▸ **TASK GOAL**: Reproduce the material in full, exactly as written.

▸ **THE DATA**:
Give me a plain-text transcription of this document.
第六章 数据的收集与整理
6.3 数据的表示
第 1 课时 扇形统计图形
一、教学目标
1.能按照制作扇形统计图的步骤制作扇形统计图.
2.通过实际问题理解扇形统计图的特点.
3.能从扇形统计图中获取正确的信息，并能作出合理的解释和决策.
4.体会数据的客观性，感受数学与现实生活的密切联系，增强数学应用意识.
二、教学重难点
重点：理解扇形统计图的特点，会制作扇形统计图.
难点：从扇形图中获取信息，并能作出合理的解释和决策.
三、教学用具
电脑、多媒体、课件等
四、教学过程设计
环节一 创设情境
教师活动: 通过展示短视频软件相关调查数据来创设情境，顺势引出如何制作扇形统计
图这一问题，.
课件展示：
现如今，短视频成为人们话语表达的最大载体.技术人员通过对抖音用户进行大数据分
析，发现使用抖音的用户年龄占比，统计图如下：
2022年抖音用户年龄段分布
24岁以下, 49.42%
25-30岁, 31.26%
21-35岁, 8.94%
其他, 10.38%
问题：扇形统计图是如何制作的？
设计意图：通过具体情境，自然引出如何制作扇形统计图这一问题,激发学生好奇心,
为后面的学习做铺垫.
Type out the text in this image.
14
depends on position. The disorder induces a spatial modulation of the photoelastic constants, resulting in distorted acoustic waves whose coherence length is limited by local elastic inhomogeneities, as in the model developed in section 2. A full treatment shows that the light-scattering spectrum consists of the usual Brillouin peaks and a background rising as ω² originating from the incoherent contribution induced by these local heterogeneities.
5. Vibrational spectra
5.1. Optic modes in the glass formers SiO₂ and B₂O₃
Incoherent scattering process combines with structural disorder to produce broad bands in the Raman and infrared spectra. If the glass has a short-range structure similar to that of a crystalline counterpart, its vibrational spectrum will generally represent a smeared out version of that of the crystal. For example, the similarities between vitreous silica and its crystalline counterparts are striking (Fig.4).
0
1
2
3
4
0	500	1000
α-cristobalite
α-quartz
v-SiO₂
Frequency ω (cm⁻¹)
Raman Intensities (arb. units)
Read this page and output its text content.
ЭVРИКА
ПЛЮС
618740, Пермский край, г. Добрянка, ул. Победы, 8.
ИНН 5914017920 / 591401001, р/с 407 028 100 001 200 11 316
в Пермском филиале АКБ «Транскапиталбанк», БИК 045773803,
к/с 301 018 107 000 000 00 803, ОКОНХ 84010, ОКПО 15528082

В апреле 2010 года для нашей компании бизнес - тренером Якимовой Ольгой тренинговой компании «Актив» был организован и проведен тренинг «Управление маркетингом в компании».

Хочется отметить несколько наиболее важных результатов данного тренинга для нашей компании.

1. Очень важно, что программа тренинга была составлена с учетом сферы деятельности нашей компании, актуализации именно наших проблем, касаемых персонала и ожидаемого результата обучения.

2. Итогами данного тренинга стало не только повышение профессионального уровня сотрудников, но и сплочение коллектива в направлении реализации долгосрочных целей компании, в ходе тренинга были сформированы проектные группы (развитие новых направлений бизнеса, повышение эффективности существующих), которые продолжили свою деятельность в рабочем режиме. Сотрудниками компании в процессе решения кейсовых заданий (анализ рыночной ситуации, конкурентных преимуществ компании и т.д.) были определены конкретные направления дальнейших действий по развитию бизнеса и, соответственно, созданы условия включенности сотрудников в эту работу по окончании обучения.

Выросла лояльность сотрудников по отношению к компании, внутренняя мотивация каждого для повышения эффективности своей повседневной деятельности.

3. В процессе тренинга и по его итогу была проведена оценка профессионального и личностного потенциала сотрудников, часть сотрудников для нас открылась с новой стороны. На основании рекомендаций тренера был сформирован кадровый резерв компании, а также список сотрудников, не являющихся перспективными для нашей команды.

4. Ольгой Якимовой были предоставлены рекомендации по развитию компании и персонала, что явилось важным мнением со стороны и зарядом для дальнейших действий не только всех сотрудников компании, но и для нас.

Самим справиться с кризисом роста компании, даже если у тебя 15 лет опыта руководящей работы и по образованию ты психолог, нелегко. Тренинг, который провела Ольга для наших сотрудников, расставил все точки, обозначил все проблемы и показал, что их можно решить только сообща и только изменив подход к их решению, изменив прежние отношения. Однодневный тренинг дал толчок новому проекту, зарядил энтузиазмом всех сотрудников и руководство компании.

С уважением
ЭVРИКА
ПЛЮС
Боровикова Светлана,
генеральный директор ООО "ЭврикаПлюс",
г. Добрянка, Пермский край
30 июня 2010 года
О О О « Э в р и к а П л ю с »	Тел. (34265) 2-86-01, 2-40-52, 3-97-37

▸ **REPLY**:
Give me a plain-text transcription of this document.
第六章 数据的收集与整理
6.3 数据的表示
第 1 课时 扇形统计图形
一、教学目标
1.能按照制作扇形统计图的步骤制作扇形统计图.
2.通过实际问题理解扇形统计图的特点.
3.能从扇形统计图中获取正确的信息，并能作出合理的解释和决策.
4.体会数据的客观性，感受数学与现实生活的密切联系，增强数学应用意识.
二、教学重难点
重点：理解扇形统计图的特点，会制作扇形统计图.
难点：从扇形图中获取信息，并能作出合理的解释和决策.
三、教学用具
电脑、多媒体、课件等
四、教学过程设计
环节一 创设情境
教师活动: 通过展示短视频软件相关调查数据来创设情境，顺势引出如何制作扇形统计
图这一问题，.
课件展示：
现如今，短视频成为人们话语表达的最大载体.技术人员通过对抖音用户进行大数据分
析，发现使用抖音的用户年龄占比，统计图如下：
2022年抖音用户年龄段分布
24岁以下, 49.42%
25-30岁, 31.26%
21-35岁, 8.94%
其他, 10.38%
问题：扇形统计图是如何制作的？
设计意图：通过具体情境，自然引出如何制作扇形统计图这一问题,激发学生好奇心,
为后面的学习做铺垫.
Type out the text in this image.
14
depends on position. The disorder induces a spatial modulation of the photoelastic constants, resulting in distorted acoustic waves whose coherence length is limited by local elastic inhomogeneities, as in the model developed in section 2. A full treatment shows that the light-scattering spectrum consists of the usual Brillouin peaks and a background rising as ω² originating from the incoherent contribution induced by these local heterogeneities.
5. Vibrational spectra
5.1. Optic modes in the glass formers SiO₂ and B₂O₃
Incoherent scattering process combines with structural disorder to produce broad bands in the Raman and infrared spectra. If the glass has a short-range structure similar to that of a crystalline counterpart, its vibrational spectrum will generally represent a smeared out version of that of the crystal. For example, the similarities between vitreous silica and its crystalline counterparts are striking (Fig.4).
0
1
2
3
4
0	500	1000
α-cristobalite
α-quartz
v-SiO₂
Frequency ω (cm⁻¹)
Raman Intensities (arb. units)
Read this page and output its text content.
ЭVРИКА
ПЛЮС
618740, Пермский край, г. Добрянка, ул. Победы, 8.
ИНН 5914017920 / 591401001, р/с 407 028 100 001 200 11 316
в Пермском филиале АКБ «Транскапиталбанк», БИК 045773803,
к/с 301 018 107 000 000 00 803, ОКОНХ 84010, ОКПО 15528082

В апреле 2010 года для нашей компании бизнес - тренером Якимовой Ольгой тренинговой компании «Актив» был организован и проведен тренинг «Управление маркетингом в компании».

Хочется отметить несколько наиболее важных результатов данного тренинга для нашей компании.

1. Очень важно, что программа тренинга была составлена с учетом сферы деятельности нашей компании, актуализации именно наших проблем, касаемых персонала и ожидаемого результата обучения.

2. Итогами данного тренинга стало не только повышение профессионального уровня сотрудников, но и сплочение коллектива в направлении реализации долгосрочных целей компании, в ходе тренинга были сформированы проектные группы (развитие новых направлений бизнеса, повышение эффективности существующих), которые продолжили свою деятельность в рабочем режиме. Сотрудниками компании в процессе решения кейсовых заданий (анализ рыночной ситуации, конкурентных преимуществ компании и т.д.) были определены конкретные направления дальнейших действий по развитию бизнеса и, соответственно, созданы условия включенности сотрудников в эту работу по окончании обучения.

Выросла лояльность сотрудников по отношению к компании, внутренняя мотивация каждого для повышения эффективности своей повседневной деятельности.

3. В процессе тренинга и по его итогу была проведена оценка профессионального и личностного потенциала сотрудников, часть сотрудников для нас открылась с новой стороны. На основании рекомендаций тренера был сформирован кадровый резерв компании, а также список сотрудников, не являющихся перспективными для нашей команды.

4. Ольгой Якимовой были предоставлены рекомендации по развитию компании и персонала, что явилось важным мнением со стороны и зарядом для дальнейших действий не только всех сотрудников компании, но и для нас.

Самим справиться с кризисом роста компании, даже если у тебя 15 лет опыта руководящей работы и по образованию ты психолог, нелегко. Тренинг, который провела Ольга для наших сотрудников, расставил все точки, обозначил все проблемы и показал, что их можно решить только сообща и только изменив подход к их решению, изменив прежние отношения. Однодневный тренинг дал толчок новому проекту, зарядил энтузиазмом всех сотрудников и руководство компании.

С уважением
ЭVРИКА
ПЛЮС
Боровикова Светлана,
генеральный директор ООО "ЭврикаПлюс",
г. Добрянка, Пермский край
30 июня 2010 года
О О О « Э в р и к а П л ю с »	Тел. (34265) 2-86-01, 2-40-52, 3-97-37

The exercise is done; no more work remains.